INSTRUCTION => Report each line of the data that has "sentido" somewhere in it.
==== DATA SECTION
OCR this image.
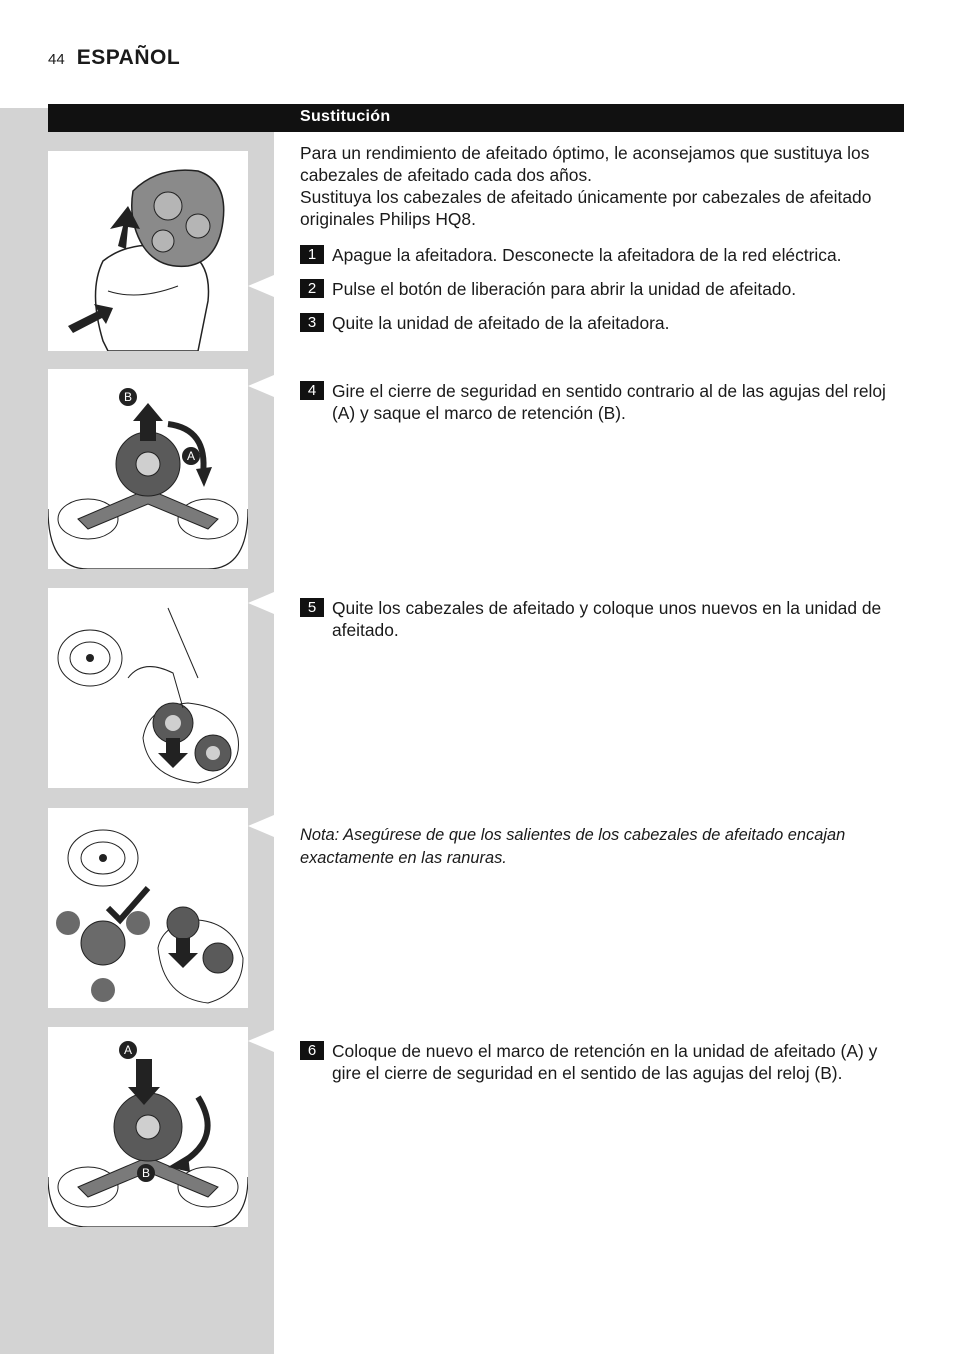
44 ESPAÑOL
Sustitución
B
A
A
B

Para un rendimiento de afeitado óptimo, le aconsejamos que sustituya los cabezales de afeitado cada dos años.

Sustituya los cabezales de afeitado únicamente por cabezales de afeitado originales Philips HQ8.

1 Apague la afeitadora. Desconecte la afeitadora de la red eléctrica.
2 Pulse el botón de liberación para abrir la unidad de afeitado.
3 Quite la unidad de afeitado de la afeitadora.
4 Gire el cierre de seguridad en sentido contrario al de las agujas del reloj (A) y saque el marco de retención (B).
5 Quite los cabezales de afeitado y coloque unos nuevos en la unidad de afeitado.
Nota: Asegúrese de que los salientes de los cabezales de afeitado encajan exactamente en las ranuras.
6 Coloque de nuevo el marco de retención en la unidad de afeitado (A) y gire el cierre de seguridad en el sentido de las agujas del reloj (B).
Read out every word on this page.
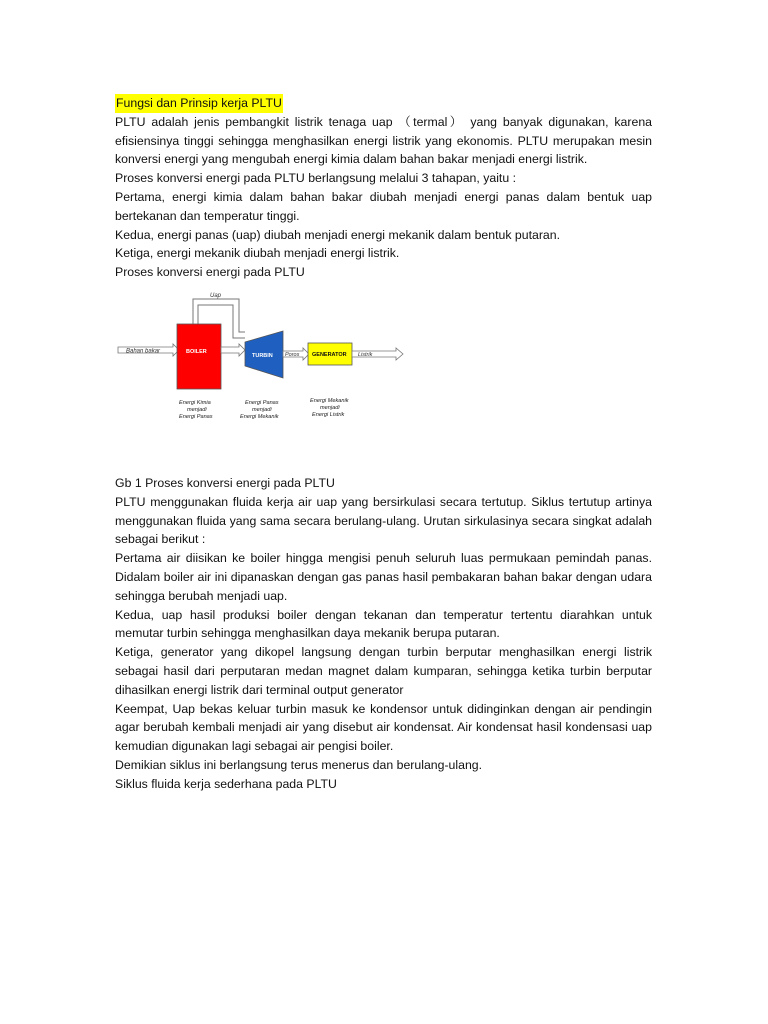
Fungsi dan Prinsip kerja PLTU

PLTU adalah jenis pembangkit listrik tenaga uap （termal） yang banyak digunakan, karena

efisiensinya tinggi sehingga menghasilkan energi listrik yang ekonomis. PLTU merupakan mesin

konversi energi yang mengubah energi kimia dalam bahan bakar menjadi energi listrik.

Proses konversi energi pada PLTU berlangsung melalui 3 tahapan, yaitu :

Pertama, energi kimia dalam bahan bakar diubah menjadi energi panas dalam bentuk uap

bertekanan dan temperatur tinggi.

Kedua, energi panas (uap) diubah menjadi energi mekanik dalam bentuk putaran.

Ketiga, energi mekanik diubah menjadi energi listrik.

Proses konversi energi pada PLTU

Uap
Bahan bakar	BOILER
TURBIN Poros GENERATOR Listrik
Energi Kimia
menjadi
Energi Panas
Energi Panas
menjadi
Energi Mekanik
Energi Mekanik
menjadi
Energi Listrik

Gb 1 Proses konversi energi pada PLTU

PLTU menggunakan fluida kerja air uap yang bersirkulasi secara tertutup. Siklus tertutup artinya

menggunakan fluida yang sama secara berulang-ulang. Urutan sirkulasinya secara singkat adalah

sebagai berikut :

Pertama air diisikan ke boiler hingga mengisi penuh seluruh luas permukaan pemindah panas.

Didalam boiler air ini dipanaskan dengan gas panas hasil pembakaran bahan bakar dengan udara

sehingga berubah menjadi uap.

Kedua, uap hasil produksi boiler dengan tekanan dan temperatur tertentu diarahkan untuk

memutar turbin sehingga menghasilkan daya mekanik berupa putaran.

Ketiga, generator yang dikopel langsung dengan turbin berputar menghasilkan energi listrik

sebagai hasil dari perputaran medan magnet dalam kumparan, sehingga ketika turbin berputar

dihasilkan energi listrik dari terminal output generator

Keempat, Uap bekas keluar turbin masuk ke kondensor untuk didinginkan dengan air pendingin

agar berubah kembali menjadi air yang disebut air kondensat. Air kondensat hasil kondensasi uap

kemudian digunakan lagi sebagai air pengisi boiler.

Demikian siklus ini berlangsung terus menerus dan berulang-ulang.

Siklus fluida kerja sederhana pada PLTU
========
OUTPUT OF THE TASK =>
4 Gire el cierre de seguridad en sentido contrario al de las agujas del reloj (A) y saque el marco de retención (B).
6 Coloque de nuevo el marco de retención en la unidad de afeitado (A) y gire el cierre de seguridad en el sentido de las agujas del reloj (B).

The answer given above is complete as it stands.